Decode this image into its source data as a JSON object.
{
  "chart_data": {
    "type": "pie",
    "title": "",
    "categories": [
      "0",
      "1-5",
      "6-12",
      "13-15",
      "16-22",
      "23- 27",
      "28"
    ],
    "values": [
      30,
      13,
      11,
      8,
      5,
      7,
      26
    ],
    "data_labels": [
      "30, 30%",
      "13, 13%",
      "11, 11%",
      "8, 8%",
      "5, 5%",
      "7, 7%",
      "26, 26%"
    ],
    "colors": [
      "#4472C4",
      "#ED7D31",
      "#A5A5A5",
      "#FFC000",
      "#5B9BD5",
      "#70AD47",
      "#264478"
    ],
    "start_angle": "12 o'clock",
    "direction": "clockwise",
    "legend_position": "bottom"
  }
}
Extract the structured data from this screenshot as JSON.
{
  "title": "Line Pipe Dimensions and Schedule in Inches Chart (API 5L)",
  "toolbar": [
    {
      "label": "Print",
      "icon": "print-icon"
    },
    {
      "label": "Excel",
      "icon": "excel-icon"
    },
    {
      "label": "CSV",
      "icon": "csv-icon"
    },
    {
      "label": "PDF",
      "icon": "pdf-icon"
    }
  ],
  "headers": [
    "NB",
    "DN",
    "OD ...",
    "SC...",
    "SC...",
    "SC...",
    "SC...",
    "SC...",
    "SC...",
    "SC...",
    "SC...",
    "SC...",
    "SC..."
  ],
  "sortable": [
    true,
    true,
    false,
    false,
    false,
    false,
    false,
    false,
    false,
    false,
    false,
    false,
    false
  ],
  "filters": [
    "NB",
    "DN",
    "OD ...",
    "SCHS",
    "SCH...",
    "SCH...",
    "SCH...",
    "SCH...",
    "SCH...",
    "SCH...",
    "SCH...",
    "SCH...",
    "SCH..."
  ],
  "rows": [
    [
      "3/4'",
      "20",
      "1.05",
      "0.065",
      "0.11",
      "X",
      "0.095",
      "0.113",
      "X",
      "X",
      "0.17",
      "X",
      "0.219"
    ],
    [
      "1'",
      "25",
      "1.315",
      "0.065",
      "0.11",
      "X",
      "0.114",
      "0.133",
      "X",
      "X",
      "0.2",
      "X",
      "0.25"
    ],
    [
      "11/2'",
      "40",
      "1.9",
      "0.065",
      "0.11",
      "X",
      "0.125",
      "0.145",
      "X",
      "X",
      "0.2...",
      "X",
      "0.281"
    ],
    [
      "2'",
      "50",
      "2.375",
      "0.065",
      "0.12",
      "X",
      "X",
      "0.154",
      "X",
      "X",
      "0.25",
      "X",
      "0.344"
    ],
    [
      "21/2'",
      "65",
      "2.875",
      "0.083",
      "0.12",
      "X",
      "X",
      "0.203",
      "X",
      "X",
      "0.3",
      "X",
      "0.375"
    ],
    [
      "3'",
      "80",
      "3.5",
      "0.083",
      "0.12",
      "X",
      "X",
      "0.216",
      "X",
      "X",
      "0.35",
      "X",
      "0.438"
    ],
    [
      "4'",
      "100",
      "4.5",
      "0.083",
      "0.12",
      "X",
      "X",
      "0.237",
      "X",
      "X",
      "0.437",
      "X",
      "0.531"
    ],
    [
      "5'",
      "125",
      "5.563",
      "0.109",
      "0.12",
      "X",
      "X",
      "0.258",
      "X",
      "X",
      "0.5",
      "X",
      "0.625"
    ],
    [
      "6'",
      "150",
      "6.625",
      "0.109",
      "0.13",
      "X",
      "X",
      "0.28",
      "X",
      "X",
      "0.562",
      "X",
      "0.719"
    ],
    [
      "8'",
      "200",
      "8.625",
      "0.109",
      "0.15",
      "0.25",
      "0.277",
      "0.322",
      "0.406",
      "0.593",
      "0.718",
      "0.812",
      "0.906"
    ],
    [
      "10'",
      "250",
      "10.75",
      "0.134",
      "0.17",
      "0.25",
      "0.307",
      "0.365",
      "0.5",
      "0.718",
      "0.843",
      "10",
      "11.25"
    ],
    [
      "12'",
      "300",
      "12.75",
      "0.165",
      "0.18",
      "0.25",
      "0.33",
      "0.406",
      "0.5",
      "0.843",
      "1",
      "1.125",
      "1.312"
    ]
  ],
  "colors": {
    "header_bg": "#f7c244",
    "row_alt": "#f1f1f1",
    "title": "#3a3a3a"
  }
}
----
◆ **WRITTEN INSTRUCTION**:
Emit the full listing verbatim.

◆ **THE SOLUTION**:
Decode this image into its source data as a JSON object.
{
  "chart_data": {
    "type": "pie",
    "title": "",
    "categories": [
      "0",
      "1-5",
      "6-12",
      "13-15",
      "16-22",
      "23- 27",
      "28"
    ],
    "values": [
      30,
      13,
      11,
      8,
      5,
      7,
      26
    ],
    "data_labels": [
      "30, 30%",
      "13, 13%",
      "11, 11%",
      "8, 8%",
      "5, 5%",
      "7, 7%",
      "26, 26%"
    ],
    "colors": [
      "#4472C4",
      "#ED7D31",
      "#A5A5A5",
      "#FFC000",
      "#5B9BD5",
      "#70AD47",
      "#264478"
    ],
    "start_angle": "12 o'clock",
    "direction": "clockwise",
    "legend_position": "bottom"
  }
}
Extract the structured data from this screenshot as JSON.
{
  "title": "Line Pipe Dimensions and Schedule in Inches Chart (API 5L)",
  "toolbar": [
    {
      "label": "Print",
      "icon": "print-icon"
    },
    {
      "label": "Excel",
      "icon": "excel-icon"
    },
    {
      "label": "CSV",
      "icon": "csv-icon"
    },
    {
      "label": "PDF",
      "icon": "pdf-icon"
    }
  ],
  "headers": [
    "NB",
    "DN",
    "OD ...",
    "SC...",
    "SC...",
    "SC...",
    "SC...",
    "SC...",
    "SC...",
    "SC...",
    "SC...",
    "SC...",
    "SC..."
  ],
  "sortable": [
    true,
    true,
    false,
    false,
    false,
    false,
    false,
    false,
    false,
    false,
    false,
    false,
    false
  ],
  "filters": [
    "NB",
    "DN",
    "OD ...",
    "SCHS",
    "SCH...",
    "SCH...",
    "SCH...",
    "SCH...",
    "SCH...",
    "SCH...",
    "SCH...",
    "SCH...",
    "SCH..."
  ],
  "rows": [
    [
      "3/4'",
      "20",
      "1.05",
      "0.065",
      "0.11",
      "X",
      "0.095",
      "0.113",
      "X",
      "X",
      "0.17",
      "X",
      "0.219"
    ],
    [
      "1'",
      "25",
      "1.315",
      "0.065",
      "0.11",
      "X",
      "0.114",
      "0.133",
      "X",
      "X",
      "0.2",
      "X",
      "0.25"
    ],
    [
      "11/2'",
      "40",
      "1.9",
      "0.065",
      "0.11",
      "X",
      "0.125",
      "0.145",
      "X",
      "X",
      "0.2...",
      "X",
      "0.281"
    ],
    [
      "2'",
      "50",
      "2.375",
      "0.065",
      "0.12",
      "X",
      "X",
      "0.154",
      "X",
      "X",
      "0.25",
      "X",
      "0.344"
    ],
    [
      "21/2'",
      "65",
      "2.875",
      "0.083",
      "0.12",
      "X",
      "X",
      "0.203",
      "X",
      "X",
      "0.3",
      "X",
      "0.375"
    ],
    [
      "3'",
      "80",
      "3.5",
      "0.083",
      "0.12",
      "X",
      "X",
      "0.216",
      "X",
      "X",
      "0.35",
      "X",
      "0.438"
    ],
    [
      "4'",
      "100",
      "4.5",
      "0.083",
      "0.12",
      "X",
      "X",
      "0.237",
      "X",
      "X",
      "0.437",
      "X",
      "0.531"
    ],
    [
      "5'",
      "125",
      "5.563",
      "0.109",
      "0.12",
      "X",
      "X",
      "0.258",
      "X",
      "X",
      "0.5",
      "X",
      "0.625"
    ],
    [
      "6'",
      "150",
      "6.625",
      "0.109",
      "0.13",
      "X",
      "X",
      "0.28",
      "X",
      "X",
      "0.562",
      "X",
      "0.719"
    ],
    [
      "8'",
      "200",
      "8.625",
      "0.109",
      "0.15",
      "0.25",
      "0.277",
      "0.322",
      "0.406",
      "0.593",
      "0.718",
      "0.812",
      "0.906"
    ],
    [
      "10'",
      "250",
      "10.75",
      "0.134",
      "0.17",
      "0.25",
      "0.307",
      "0.365",
      "0.5",
      "0.718",
      "0.843",
      "10",
      "11.25"
    ],
    [
      "12'",
      "300",
      "12.75",
      "0.165",
      "0.18",
      "0.25",
      "0.33",
      "0.406",
      "0.5",
      "0.843",
      "1",
      "1.125",
      "1.312"
    ]
  ],
  "colors": {
    "header_bg": "#f7c244",
    "row_alt": "#f1f1f1",
    "title": "#3a3a3a"
  }
}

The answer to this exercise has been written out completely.